**TO DO:** Every line below should be repeated exactly.

(Rows from a figure dataset)
----

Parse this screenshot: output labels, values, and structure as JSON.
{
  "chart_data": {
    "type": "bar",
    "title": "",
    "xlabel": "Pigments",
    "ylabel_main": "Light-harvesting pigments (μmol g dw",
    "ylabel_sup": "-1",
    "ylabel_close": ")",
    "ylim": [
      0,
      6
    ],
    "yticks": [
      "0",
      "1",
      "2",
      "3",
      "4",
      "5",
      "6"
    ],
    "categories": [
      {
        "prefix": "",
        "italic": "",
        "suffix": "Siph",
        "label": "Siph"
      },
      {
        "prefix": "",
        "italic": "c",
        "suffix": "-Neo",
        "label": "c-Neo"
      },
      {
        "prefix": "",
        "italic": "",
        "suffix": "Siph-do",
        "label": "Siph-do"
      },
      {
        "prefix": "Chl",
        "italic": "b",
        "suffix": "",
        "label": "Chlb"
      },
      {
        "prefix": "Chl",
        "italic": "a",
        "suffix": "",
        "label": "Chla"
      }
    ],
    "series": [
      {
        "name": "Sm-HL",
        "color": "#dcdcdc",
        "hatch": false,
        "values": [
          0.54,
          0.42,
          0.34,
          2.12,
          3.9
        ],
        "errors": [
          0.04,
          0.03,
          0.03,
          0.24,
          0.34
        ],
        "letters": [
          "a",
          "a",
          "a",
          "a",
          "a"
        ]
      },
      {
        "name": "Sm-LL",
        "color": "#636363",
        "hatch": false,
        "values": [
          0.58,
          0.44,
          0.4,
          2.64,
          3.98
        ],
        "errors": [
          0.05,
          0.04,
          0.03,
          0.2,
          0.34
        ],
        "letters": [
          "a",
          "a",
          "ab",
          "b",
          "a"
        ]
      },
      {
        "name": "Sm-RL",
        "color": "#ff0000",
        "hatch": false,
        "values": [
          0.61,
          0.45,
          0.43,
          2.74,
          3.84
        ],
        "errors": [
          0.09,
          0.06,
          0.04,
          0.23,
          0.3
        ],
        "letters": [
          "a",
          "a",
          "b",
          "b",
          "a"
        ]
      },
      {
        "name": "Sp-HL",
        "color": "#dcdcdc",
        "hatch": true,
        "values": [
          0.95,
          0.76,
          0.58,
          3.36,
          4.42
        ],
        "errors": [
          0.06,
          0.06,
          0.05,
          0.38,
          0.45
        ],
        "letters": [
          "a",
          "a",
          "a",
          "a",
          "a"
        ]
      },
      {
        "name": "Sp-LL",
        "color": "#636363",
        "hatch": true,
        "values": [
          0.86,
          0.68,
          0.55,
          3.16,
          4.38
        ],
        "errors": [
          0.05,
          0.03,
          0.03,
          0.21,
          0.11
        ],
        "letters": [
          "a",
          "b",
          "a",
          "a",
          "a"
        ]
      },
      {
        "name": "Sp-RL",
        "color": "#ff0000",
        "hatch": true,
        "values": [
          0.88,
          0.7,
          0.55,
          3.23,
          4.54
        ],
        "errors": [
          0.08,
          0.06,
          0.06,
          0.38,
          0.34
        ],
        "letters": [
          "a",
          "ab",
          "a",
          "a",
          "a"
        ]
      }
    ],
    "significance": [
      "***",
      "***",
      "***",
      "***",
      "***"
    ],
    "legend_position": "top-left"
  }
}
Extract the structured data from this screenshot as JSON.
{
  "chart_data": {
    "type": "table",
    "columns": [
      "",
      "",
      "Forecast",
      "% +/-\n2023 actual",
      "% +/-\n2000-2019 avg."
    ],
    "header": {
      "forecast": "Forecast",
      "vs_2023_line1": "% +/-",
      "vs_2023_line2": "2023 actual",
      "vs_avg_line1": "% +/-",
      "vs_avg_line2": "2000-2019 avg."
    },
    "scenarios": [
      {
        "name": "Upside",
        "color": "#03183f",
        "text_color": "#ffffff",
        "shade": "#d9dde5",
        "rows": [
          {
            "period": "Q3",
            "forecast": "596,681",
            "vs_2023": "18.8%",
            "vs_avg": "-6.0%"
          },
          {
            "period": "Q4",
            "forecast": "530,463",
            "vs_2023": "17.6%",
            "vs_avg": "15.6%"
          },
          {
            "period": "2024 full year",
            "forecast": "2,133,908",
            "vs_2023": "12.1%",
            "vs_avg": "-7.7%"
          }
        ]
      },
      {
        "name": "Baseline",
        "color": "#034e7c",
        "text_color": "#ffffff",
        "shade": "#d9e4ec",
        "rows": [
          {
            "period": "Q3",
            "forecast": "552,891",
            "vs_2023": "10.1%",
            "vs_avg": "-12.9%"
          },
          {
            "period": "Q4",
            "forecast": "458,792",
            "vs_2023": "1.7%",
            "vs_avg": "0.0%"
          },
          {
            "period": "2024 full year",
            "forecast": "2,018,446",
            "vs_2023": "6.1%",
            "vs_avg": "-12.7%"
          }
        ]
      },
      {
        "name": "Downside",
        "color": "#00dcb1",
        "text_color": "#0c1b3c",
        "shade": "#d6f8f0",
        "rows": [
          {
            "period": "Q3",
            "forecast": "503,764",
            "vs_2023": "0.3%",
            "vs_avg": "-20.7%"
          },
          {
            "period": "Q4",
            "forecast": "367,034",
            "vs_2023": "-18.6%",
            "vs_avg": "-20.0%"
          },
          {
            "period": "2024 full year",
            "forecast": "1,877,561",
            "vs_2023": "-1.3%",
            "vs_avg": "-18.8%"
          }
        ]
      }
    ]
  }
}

----

**SOLUTION TO THE EXERCISE:**
Parse this screenshot: output labels, values, and structure as JSON.
{
  "chart_data": {
    "type": "bar",
    "title": "",
    "xlabel": "Pigments",
    "ylabel_main": "Light-harvesting pigments (μmol g dw",
    "ylabel_sup": "-1",
    "ylabel_close": ")",
    "ylim": [
      0,
      6
    ],
    "yticks": [
      "0",
      "1",
      "2",
      "3",
      "4",
      "5",
      "6"
    ],
    "categories": [
      {
        "prefix": "",
        "italic": "",
        "suffix": "Siph",
        "label": "Siph"
      },
      {
        "prefix": "",
        "italic": "c",
        "suffix": "-Neo",
        "label": "c-Neo"
      },
      {
        "prefix": "",
        "italic": "",
        "suffix": "Siph-do",
        "label": "Siph-do"
      },
      {
        "prefix": "Chl",
        "italic": "b",
        "suffix": "",
        "label": "Chlb"
      },
      {
        "prefix": "Chl",
        "italic": "a",
        "suffix": "",
        "label": "Chla"
      }
    ],
    "series": [
      {
        "name": "Sm-HL",
        "color": "#dcdcdc",
        "hatch": false,
        "values": [
          0.54,
          0.42,
          0.34,
          2.12,
          3.9
        ],
        "errors": [
          0.04,
          0.03,
          0.03,
          0.24,
          0.34
        ],
        "letters": [
          "a",
          "a",
          "a",
          "a",
          "a"
        ]
      },
      {
        "name": "Sm-LL",
        "color": "#636363",
        "hatch": false,
        "values": [
          0.58,
          0.44,
          0.4,
          2.64,
          3.98
        ],
        "errors": [
          0.05,
          0.04,
          0.03,
          0.2,
          0.34
        ],
        "letters": [
          "a",
          "a",
          "ab",
          "b",
          "a"
        ]
      },
      {
        "name": "Sm-RL",
        "color": "#ff0000",
        "hatch": false,
        "values": [
          0.61,
          0.45,
          0.43,
          2.74,
          3.84
        ],
        "errors": [
          0.09,
          0.06,
          0.04,
          0.23,
          0.3
        ],
        "letters": [
          "a",
          "a",
          "b",
          "b",
          "a"
        ]
      },
      {
        "name": "Sp-HL",
        "color": "#dcdcdc",
        "hatch": true,
        "values": [
          0.95,
          0.76,
          0.58,
          3.36,
          4.42
        ],
        "errors": [
          0.06,
          0.06,
          0.05,
          0.38,
          0.45
        ],
        "letters": [
          "a",
          "a",
          "a",
          "a",
          "a"
        ]
      },
      {
        "name": "Sp-LL",
        "color": "#636363",
        "hatch": true,
        "values": [
          0.86,
          0.68,
          0.55,
          3.16,
          4.38
        ],
        "errors": [
          0.05,
          0.03,
          0.03,
          0.21,
          0.11
        ],
        "letters": [
          "a",
          "b",
          "a",
          "a",
          "a"
        ]
      },
      {
        "name": "Sp-RL",
        "color": "#ff0000",
        "hatch": true,
        "values": [
          0.88,
          0.7,
          0.55,
          3.23,
          4.54
        ],
        "errors": [
          0.08,
          0.06,
          0.06,
          0.38,
          0.34
        ],
        "letters": [
          "a",
          "ab",
          "a",
          "a",
          "a"
        ]
      }
    ],
    "significance": [
      "***",
      "***",
      "***",
      "***",
      "***"
    ],
    "legend_position": "top-left"
  }
}
Extract the structured data from this screenshot as JSON.
{
  "chart_data": {
    "type": "table",
    "columns": [
      "",
      "",
      "Forecast",
      "% +/-\n2023 actual",
      "% +/-\n2000-2019 avg."
    ],
    "header": {
      "forecast": "Forecast",
      "vs_2023_line1": "% +/-",
      "vs_2023_line2": "2023 actual",
      "vs_avg_line1": "% +/-",
      "vs_avg_line2": "2000-2019 avg."
    },
    "scenarios": [
      {
        "name": "Upside",
        "color": "#03183f",
        "text_color": "#ffffff",
        "shade": "#d9dde5",
        "rows": [
          {
            "period": "Q3",
            "forecast": "596,681",
            "vs_2023": "18.8%",
            "vs_avg": "-6.0%"
          },
          {
            "period": "Q4",
            "forecast": "530,463",
            "vs_2023": "17.6%",
            "vs_avg": "15.6%"
          },
          {
            "period": "2024 full year",
            "forecast": "2,133,908",
            "vs_2023": "12.1%",
            "vs_avg": "-7.7%"
          }
        ]
      },
      {
        "name": "Baseline",
        "color": "#034e7c",
        "text_color": "#ffffff",
        "shade": "#d9e4ec",
        "rows": [
          {
            "period": "Q3",
            "forecast": "552,891",
            "vs_2023": "10.1%",
            "vs_avg": "-12.9%"
          },
          {
            "period": "Q4",
            "forecast": "458,792",
            "vs_2023": "1.7%",
            "vs_avg": "0.0%"
          },
          {
            "period": "2024 full year",
            "forecast": "2,018,446",
            "vs_2023": "6.1%",
            "vs_avg": "-12.7%"
          }
        ]
      },
      {
        "name": "Downside",
        "color": "#00dcb1",
        "text_color": "#0c1b3c",
        "shade": "#d6f8f0",
        "rows": [
          {
            "period": "Q3",
            "forecast": "503,764",
            "vs_2023": "0.3%",
            "vs_avg": "-20.7%"
          },
          {
            "period": "Q4",
            "forecast": "367,034",
            "vs_2023": "-18.6%",
            "vs_avg": "-20.0%"
          },
          {
            "period": "2024 full year",
            "forecast": "1,877,561",
            "vs_2023": "-1.3%",
            "vs_avg": "-18.8%"
          }
        ]
      }
    ]
  }
}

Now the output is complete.